> Exercise: Copy every line from the records below that holds the word "Региональный".

----------

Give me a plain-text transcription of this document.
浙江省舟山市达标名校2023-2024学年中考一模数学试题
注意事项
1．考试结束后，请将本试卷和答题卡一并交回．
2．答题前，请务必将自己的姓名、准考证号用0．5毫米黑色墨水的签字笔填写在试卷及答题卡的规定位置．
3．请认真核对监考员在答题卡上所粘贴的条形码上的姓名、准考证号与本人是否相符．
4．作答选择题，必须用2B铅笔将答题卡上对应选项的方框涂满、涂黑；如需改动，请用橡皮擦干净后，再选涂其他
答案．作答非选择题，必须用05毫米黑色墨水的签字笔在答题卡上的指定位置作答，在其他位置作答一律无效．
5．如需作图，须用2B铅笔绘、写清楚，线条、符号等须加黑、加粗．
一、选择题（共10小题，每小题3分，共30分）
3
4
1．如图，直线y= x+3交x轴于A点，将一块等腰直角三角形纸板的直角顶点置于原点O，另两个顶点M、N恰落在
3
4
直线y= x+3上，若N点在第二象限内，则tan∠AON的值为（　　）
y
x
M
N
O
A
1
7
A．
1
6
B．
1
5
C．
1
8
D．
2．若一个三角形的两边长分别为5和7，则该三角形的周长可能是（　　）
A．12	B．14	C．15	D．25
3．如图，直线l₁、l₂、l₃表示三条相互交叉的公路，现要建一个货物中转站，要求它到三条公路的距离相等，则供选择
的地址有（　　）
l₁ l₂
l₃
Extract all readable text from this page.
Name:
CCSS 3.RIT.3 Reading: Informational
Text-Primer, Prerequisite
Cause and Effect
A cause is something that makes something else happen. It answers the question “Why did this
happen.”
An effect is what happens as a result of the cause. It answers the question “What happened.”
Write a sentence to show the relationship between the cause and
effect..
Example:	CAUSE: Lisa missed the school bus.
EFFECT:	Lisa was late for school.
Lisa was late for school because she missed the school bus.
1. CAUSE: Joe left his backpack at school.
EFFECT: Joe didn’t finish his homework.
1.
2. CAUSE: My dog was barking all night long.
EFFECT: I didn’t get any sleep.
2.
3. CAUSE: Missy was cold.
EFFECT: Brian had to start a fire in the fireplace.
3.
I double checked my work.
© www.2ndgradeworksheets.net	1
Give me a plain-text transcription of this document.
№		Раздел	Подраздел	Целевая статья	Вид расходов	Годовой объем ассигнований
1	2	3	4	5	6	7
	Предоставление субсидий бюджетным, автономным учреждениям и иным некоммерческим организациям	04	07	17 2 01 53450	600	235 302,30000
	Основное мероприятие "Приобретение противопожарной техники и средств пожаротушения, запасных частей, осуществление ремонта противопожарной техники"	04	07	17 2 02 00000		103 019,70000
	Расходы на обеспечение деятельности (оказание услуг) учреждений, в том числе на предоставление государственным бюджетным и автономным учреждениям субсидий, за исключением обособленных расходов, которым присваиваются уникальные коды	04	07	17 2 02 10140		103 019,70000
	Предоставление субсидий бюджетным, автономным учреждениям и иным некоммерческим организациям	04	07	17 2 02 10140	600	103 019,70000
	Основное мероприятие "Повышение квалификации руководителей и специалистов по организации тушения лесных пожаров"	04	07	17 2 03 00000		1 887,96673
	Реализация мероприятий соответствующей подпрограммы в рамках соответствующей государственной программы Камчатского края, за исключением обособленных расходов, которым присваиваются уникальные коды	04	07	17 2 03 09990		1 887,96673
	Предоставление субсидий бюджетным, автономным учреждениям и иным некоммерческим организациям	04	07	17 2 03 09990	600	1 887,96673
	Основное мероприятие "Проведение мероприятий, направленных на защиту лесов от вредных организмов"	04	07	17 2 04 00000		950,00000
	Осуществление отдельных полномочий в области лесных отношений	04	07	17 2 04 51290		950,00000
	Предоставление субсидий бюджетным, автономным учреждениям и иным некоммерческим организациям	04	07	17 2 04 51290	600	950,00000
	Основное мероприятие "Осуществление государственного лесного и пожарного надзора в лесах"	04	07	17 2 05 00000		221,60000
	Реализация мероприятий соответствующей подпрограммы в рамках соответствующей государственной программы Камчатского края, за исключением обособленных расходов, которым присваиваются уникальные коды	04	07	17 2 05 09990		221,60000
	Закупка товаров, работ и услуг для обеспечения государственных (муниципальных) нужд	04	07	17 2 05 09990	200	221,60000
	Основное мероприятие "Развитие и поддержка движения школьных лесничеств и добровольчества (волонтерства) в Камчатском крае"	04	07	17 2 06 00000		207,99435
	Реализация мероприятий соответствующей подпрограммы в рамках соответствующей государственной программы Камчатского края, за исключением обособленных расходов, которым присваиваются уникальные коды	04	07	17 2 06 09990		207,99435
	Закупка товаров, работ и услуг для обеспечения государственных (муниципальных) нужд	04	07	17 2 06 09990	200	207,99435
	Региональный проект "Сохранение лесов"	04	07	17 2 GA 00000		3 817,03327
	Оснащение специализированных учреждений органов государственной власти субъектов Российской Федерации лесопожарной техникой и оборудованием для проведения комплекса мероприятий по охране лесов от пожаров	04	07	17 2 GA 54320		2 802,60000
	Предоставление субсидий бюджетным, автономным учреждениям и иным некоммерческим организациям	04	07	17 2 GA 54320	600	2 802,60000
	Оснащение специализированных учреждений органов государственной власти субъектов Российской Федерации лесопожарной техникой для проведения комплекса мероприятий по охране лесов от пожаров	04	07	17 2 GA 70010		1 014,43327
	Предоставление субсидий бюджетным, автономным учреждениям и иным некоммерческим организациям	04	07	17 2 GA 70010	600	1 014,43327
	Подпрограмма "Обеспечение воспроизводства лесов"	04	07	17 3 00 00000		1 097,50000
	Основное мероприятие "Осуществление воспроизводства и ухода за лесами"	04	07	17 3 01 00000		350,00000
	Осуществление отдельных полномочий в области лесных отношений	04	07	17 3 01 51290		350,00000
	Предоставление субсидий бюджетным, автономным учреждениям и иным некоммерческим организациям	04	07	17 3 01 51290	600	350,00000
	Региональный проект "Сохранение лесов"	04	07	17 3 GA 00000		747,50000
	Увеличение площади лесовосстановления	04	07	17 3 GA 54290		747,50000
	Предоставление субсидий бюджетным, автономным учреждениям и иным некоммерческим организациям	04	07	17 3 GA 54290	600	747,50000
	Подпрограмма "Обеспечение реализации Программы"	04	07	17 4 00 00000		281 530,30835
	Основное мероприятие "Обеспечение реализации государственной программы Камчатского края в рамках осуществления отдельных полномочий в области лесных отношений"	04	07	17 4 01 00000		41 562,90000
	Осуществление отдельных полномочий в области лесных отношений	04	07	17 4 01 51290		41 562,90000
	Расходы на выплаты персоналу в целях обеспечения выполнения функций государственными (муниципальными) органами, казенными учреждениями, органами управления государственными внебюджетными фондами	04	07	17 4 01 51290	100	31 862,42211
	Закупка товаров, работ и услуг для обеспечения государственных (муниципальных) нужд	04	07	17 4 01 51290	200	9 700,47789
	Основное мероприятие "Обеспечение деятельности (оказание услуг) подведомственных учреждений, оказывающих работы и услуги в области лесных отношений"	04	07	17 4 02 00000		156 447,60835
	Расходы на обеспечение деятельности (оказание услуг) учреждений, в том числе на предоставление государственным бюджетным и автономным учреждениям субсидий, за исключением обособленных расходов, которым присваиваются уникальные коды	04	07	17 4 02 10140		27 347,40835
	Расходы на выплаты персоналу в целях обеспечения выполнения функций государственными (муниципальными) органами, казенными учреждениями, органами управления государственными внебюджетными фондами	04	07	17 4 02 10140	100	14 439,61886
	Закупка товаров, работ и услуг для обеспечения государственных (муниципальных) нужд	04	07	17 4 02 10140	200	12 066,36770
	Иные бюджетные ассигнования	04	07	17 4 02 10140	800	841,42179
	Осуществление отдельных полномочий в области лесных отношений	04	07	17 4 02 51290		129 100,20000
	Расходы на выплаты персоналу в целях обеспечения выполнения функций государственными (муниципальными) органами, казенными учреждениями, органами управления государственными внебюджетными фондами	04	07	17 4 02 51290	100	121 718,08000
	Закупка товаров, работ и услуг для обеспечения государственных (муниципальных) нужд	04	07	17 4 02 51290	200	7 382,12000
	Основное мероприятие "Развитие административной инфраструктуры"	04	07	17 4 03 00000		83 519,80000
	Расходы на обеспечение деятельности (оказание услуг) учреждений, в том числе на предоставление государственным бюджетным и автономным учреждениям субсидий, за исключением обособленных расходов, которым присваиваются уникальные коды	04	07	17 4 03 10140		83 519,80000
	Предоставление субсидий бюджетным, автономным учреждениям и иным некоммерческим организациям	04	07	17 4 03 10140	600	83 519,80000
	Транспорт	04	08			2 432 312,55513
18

----------

> Output:
	Региональный проект "Сохранение лесов"	04	07	17 2 GA 00000		3 817,03327
	Региональный проект "Сохранение лесов"	04	07	17 3 GA 00000		747,50000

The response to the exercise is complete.